Transcribe each line exactly.

##########

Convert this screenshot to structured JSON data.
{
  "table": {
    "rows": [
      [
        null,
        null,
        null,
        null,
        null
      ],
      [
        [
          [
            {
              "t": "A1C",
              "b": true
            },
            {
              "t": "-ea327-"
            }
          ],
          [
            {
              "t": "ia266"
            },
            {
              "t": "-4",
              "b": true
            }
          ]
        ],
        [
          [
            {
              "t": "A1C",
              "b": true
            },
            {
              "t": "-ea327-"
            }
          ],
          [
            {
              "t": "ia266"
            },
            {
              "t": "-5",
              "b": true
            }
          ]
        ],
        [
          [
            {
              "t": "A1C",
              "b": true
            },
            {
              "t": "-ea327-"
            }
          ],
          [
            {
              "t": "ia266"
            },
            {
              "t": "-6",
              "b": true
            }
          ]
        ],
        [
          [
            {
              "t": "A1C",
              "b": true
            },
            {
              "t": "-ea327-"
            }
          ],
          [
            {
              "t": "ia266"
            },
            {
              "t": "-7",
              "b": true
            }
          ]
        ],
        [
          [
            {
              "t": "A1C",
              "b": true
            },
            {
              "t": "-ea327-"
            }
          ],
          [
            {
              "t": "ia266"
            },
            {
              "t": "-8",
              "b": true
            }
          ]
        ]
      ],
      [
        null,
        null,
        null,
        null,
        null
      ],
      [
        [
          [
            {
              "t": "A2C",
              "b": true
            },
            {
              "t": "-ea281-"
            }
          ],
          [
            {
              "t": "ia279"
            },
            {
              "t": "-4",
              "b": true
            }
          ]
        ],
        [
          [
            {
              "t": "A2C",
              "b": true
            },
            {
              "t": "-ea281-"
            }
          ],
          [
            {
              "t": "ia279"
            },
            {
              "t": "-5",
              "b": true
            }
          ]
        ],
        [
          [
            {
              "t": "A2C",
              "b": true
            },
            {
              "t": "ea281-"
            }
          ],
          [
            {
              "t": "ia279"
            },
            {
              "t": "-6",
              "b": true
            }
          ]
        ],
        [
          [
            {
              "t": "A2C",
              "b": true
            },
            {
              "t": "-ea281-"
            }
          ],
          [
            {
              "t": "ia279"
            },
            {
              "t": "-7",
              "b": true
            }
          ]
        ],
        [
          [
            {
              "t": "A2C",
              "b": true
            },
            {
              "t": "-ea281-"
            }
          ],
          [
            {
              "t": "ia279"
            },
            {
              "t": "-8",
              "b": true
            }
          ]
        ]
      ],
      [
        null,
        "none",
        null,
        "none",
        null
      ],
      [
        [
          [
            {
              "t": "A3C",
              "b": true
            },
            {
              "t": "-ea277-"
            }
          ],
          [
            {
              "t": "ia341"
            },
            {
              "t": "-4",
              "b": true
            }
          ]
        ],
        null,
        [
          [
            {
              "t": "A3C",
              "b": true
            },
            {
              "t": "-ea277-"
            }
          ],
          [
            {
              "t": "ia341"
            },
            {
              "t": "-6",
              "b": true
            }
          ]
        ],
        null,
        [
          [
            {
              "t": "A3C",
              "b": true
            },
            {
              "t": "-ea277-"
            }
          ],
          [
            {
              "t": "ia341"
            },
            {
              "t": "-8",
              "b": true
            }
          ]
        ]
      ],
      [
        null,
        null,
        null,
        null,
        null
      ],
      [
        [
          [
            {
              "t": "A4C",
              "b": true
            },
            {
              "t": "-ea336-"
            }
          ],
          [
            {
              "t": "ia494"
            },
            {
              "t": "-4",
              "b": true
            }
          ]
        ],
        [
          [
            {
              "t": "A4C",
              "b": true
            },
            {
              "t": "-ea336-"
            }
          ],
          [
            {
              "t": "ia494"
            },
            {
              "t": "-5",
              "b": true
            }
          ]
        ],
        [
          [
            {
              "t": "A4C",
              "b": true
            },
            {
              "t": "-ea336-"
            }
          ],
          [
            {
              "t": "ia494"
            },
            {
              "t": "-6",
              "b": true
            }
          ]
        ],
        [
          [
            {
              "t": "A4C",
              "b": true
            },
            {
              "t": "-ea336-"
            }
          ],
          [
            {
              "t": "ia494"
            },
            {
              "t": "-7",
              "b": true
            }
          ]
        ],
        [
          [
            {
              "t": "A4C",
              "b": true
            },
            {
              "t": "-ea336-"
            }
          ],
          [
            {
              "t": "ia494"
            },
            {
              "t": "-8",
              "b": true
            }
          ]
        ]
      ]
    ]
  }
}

##########

● Exercise output:
Convert this screenshot to structured JSON data.
{
  "table": {
    "rows": [
      [
        null,
        null,
        null,
        null,
        null
      ],
      [
        [
          [
            {
              "t": "A1C",
              "b": true
            },
            {
              "t": "-ea327-"
            }
          ],
          [
            {
              "t": "ia266"
            },
            {
              "t": "-4",
              "b": true
            }
          ]
        ],
        [
          [
            {
              "t": "A1C",
              "b": true
            },
            {
              "t": "-ea327-"
            }
          ],
          [
            {
              "t": "ia266"
            },
            {
              "t": "-5",
              "b": true
            }
          ]
        ],
        [
          [
            {
              "t": "A1C",
              "b": true
            },
            {
              "t": "-ea327-"
            }
          ],
          [
            {
              "t": "ia266"
            },
            {
              "t": "-6",
              "b": true
            }
          ]
        ],
        [
          [
            {
              "t": "A1C",
              "b": true
            },
            {
              "t": "-ea327-"
            }
          ],
          [
            {
              "t": "ia266"
            },
            {
              "t": "-7",
              "b": true
            }
          ]
        ],
        [
          [
            {
              "t": "A1C",
              "b": true
            },
            {
              "t": "-ea327-"
            }
          ],
          [
            {
              "t": "ia266"
            },
            {
              "t": "-8",
              "b": true
            }
          ]
        ]
      ],
      [
        null,
        null,
        null,
        null,
        null
      ],
      [
        [
          [
            {
              "t": "A2C",
              "b": true
            },
            {
              "t": "-ea281-"
            }
          ],
          [
            {
              "t": "ia279"
            },
            {
              "t": "-4",
              "b": true
            }
          ]
        ],
        [
          [
            {
              "t": "A2C",
              "b": true
            },
            {
              "t": "-ea281-"
            }
          ],
          [
            {
              "t": "ia279"
            },
            {
              "t": "-5",
              "b": true
            }
          ]
        ],
        [
          [
            {
              "t": "A2C",
              "b": true
            },
            {
              "t": "ea281-"
            }
          ],
          [
            {
              "t": "ia279"
            },
            {
              "t": "-6",
              "b": true
            }
          ]
        ],
        [
          [
            {
              "t": "A2C",
              "b": true
            },
            {
              "t": "-ea281-"
            }
          ],
          [
            {
              "t": "ia279"
            },
            {
              "t": "-7",
              "b": true
            }
          ]
        ],
        [
          [
            {
              "t": "A2C",
              "b": true
            },
            {
              "t": "-ea281-"
            }
          ],
          [
            {
              "t": "ia279"
            },
            {
              "t": "-8",
              "b": true
            }
          ]
        ]
      ],
      [
        null,
        "none",
        null,
        "none",
        null
      ],
      [
        [
          [
            {
              "t": "A3C",
              "b": true
            },
            {
              "t": "-ea277-"
            }
          ],
          [
            {
              "t": "ia341"
            },
            {
              "t": "-4",
              "b": true
            }
          ]
        ],
        null,
        [
          [
            {
              "t": "A3C",
              "b": true
            },
            {
              "t": "-ea277-"
            }
          ],
          [
            {
              "t": "ia341"
            },
            {
              "t": "-6",
              "b": true
            }
          ]
        ],
        null,
        [
          [
            {
              "t": "A3C",
              "b": true
            },
            {
              "t": "-ea277-"
            }
          ],
          [
            {
              "t": "ia341"
            },
            {
              "t": "-8",
              "b": true
            }
          ]
        ]
      ],
      [
        null,
        null,
        null,
        null,
        null
      ],
      [
        [
          [
            {
              "t": "A4C",
              "b": true
            },
            {
              "t": "-ea336-"
            }
          ],
          [
            {
              "t": "ia494"
            },
            {
              "t": "-4",
              "b": true
            }
          ]
        ],
        [
          [
            {
              "t": "A4C",
              "b": true
            },
            {
              "t": "-ea336-"
            }
          ],
          [
            {
              "t": "ia494"
            },
            {
              "t": "-5",
              "b": true
            }
          ]
        ],
        [
          [
            {
              "t": "A4C",
              "b": true
            },
            {
              "t": "-ea336-"
            }
          ],
          [
            {
              "t": "ia494"
            },
            {
              "t": "-6",
              "b": true
            }
          ]
        ],
        [
          [
            {
              "t": "A4C",
              "b": true
            },
            {
              "t": "-ea336-"
            }
          ],
          [
            {
              "t": "ia494"
            },
            {
              "t": "-7",
              "b": true
            }
          ]
        ],
        [
          [
            {
              "t": "A4C",
              "b": true
            },
            {
              "t": "-ea336-"
            }
          ],
          [
            {
              "t": "ia494"
            },
            {
              "t": "-8",
              "b": true
            }
          ]
        ]
      ]
    ]
  }
}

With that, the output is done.